## start
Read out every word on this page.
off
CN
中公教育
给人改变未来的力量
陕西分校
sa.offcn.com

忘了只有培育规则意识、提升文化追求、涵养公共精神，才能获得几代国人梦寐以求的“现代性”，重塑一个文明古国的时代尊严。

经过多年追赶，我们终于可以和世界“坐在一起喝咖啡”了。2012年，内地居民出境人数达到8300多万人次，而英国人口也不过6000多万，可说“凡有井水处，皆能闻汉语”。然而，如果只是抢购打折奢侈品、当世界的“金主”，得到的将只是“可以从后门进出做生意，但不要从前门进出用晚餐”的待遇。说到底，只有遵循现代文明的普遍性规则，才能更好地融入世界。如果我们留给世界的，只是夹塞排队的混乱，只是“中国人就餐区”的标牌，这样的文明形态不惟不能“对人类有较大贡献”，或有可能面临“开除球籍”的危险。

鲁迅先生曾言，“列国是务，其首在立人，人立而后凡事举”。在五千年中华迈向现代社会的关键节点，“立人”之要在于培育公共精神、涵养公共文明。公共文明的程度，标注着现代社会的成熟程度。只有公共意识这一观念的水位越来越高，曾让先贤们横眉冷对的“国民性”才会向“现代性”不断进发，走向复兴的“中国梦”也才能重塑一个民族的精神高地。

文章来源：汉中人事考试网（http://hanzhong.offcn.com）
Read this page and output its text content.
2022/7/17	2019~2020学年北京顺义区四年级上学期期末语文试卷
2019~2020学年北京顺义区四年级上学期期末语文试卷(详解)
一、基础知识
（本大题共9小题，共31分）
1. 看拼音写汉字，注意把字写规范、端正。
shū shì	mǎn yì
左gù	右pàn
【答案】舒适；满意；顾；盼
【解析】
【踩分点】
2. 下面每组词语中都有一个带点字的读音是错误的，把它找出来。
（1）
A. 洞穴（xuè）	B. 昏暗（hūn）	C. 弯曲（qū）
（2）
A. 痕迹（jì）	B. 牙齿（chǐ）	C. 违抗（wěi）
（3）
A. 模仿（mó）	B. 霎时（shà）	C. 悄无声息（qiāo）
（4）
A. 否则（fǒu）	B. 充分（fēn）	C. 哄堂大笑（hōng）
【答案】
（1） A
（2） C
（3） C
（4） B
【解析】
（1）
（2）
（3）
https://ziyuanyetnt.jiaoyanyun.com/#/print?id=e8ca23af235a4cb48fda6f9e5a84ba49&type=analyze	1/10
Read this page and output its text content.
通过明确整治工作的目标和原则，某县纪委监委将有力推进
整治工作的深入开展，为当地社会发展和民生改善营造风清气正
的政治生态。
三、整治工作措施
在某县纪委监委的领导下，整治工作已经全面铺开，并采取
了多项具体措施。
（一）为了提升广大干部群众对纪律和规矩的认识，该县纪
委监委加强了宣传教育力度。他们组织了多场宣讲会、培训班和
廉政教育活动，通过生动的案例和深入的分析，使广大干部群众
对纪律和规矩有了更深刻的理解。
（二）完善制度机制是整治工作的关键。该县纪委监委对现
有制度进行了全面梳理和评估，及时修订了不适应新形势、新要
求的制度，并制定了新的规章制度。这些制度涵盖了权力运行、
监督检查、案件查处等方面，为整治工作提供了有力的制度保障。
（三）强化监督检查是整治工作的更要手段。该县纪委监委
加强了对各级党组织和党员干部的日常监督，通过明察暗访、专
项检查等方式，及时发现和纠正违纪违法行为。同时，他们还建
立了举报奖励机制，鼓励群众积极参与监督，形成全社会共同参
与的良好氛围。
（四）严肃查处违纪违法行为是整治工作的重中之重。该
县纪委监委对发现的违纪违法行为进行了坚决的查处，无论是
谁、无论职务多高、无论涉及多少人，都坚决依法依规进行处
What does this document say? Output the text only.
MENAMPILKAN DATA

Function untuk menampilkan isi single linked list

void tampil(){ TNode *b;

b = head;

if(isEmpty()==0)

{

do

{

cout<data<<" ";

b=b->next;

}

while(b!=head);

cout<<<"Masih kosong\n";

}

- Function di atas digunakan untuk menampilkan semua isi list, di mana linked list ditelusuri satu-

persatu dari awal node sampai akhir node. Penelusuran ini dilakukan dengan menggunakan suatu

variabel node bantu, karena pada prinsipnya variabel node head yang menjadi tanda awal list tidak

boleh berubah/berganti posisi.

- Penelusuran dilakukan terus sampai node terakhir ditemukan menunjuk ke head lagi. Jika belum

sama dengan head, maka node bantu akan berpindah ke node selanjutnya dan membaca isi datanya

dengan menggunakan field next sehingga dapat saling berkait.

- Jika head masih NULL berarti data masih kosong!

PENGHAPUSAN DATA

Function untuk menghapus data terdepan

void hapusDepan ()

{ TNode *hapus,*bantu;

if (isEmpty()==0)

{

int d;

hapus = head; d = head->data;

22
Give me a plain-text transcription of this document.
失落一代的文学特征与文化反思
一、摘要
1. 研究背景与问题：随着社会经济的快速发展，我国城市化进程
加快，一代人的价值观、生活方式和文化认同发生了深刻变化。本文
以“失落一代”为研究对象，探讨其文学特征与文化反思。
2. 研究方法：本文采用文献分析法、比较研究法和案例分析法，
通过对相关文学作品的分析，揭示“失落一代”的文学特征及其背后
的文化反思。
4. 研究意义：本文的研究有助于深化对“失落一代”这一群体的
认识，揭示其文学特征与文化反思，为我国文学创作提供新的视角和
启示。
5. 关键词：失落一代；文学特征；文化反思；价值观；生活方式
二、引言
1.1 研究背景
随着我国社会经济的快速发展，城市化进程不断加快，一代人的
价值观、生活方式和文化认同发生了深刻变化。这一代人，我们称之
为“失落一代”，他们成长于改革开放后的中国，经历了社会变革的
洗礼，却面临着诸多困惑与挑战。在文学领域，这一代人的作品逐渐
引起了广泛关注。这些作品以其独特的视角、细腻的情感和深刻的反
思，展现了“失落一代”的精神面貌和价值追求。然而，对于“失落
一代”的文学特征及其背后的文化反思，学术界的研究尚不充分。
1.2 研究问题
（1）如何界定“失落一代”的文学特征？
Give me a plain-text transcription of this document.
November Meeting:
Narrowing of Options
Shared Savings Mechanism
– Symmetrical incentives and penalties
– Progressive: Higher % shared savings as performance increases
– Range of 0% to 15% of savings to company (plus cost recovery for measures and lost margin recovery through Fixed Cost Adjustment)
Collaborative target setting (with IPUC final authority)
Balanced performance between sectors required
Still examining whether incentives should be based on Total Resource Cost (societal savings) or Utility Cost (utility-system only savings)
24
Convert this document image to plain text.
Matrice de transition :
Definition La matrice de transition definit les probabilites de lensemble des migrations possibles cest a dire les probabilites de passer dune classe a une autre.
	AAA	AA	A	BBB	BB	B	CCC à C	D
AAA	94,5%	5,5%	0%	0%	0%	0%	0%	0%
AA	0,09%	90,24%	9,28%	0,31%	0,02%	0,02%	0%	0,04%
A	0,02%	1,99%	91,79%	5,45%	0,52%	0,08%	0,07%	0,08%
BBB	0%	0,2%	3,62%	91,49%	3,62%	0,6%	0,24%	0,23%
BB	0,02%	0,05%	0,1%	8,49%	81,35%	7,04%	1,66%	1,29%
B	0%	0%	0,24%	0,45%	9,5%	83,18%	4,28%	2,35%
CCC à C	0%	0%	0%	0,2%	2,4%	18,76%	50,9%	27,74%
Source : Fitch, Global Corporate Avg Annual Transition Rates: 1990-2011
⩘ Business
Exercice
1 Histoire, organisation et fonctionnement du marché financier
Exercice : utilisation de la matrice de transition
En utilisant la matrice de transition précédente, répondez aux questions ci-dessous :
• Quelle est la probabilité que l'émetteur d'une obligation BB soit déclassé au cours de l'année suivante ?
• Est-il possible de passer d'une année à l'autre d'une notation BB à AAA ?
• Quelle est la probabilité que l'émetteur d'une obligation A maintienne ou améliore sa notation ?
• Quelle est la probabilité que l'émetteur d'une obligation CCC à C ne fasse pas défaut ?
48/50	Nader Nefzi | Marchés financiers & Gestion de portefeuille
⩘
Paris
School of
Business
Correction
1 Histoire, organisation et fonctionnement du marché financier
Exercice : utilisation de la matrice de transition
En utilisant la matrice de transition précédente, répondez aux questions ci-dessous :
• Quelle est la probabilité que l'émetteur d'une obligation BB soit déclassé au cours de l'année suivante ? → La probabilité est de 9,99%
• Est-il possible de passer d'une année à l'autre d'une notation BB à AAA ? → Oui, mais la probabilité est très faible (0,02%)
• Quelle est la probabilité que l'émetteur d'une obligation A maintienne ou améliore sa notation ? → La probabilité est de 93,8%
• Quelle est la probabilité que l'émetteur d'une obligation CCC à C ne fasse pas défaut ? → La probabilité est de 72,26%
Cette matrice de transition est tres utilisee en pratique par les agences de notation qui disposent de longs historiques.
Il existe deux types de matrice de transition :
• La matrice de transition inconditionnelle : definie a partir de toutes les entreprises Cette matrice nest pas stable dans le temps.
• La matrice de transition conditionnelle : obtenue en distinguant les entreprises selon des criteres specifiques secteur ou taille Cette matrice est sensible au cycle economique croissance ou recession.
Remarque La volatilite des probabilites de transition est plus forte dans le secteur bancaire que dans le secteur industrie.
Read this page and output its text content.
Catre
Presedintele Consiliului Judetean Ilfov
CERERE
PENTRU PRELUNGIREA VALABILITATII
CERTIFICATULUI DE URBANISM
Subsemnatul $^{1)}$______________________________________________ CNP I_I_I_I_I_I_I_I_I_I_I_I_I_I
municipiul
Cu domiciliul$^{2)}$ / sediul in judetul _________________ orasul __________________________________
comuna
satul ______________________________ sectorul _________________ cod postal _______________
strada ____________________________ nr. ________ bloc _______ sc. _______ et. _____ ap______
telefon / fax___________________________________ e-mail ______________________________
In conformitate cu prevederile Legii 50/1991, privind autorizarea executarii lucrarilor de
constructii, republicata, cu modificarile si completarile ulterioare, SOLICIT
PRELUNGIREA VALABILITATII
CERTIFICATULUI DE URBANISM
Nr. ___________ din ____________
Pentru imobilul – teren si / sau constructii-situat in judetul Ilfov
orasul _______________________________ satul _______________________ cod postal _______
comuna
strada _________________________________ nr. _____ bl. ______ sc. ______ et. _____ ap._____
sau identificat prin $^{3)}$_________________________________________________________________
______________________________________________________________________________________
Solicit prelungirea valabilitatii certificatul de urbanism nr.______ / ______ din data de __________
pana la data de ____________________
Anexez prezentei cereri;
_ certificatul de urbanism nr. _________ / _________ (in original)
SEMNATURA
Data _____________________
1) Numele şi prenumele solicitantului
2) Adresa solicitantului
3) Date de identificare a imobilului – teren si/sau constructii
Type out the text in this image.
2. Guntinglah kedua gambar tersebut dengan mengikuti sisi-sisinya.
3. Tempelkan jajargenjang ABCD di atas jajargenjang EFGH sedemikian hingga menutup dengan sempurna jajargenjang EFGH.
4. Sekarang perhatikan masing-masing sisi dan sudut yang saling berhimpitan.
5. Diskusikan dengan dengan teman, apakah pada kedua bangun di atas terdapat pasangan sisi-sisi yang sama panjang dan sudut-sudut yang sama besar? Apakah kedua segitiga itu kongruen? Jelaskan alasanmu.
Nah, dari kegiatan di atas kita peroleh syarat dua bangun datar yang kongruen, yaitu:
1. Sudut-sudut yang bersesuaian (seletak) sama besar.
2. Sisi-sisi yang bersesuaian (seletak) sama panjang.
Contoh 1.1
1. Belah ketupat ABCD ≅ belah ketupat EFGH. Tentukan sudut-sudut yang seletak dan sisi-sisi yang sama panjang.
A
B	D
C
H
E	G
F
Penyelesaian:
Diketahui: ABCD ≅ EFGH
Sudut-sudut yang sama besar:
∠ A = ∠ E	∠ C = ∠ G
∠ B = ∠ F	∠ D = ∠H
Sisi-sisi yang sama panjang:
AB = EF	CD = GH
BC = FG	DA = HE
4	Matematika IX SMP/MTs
## end
**Exercise**
Lines that hold the word "ABCD" are the ones to return, every one of them.

**Output for this task**
3. Tempelkan jajargenjang ABCD di atas jajargenjang EFGH sedemikian hingga menutup dengan sempurna jajargenjang EFGH.
1. Belah ketupat ABCD ≅ belah ketupat EFGH. Tentukan sudut-sudut yang seletak dan sisi-sisi yang sama panjang.
Diketahui: ABCD ≅ EFGH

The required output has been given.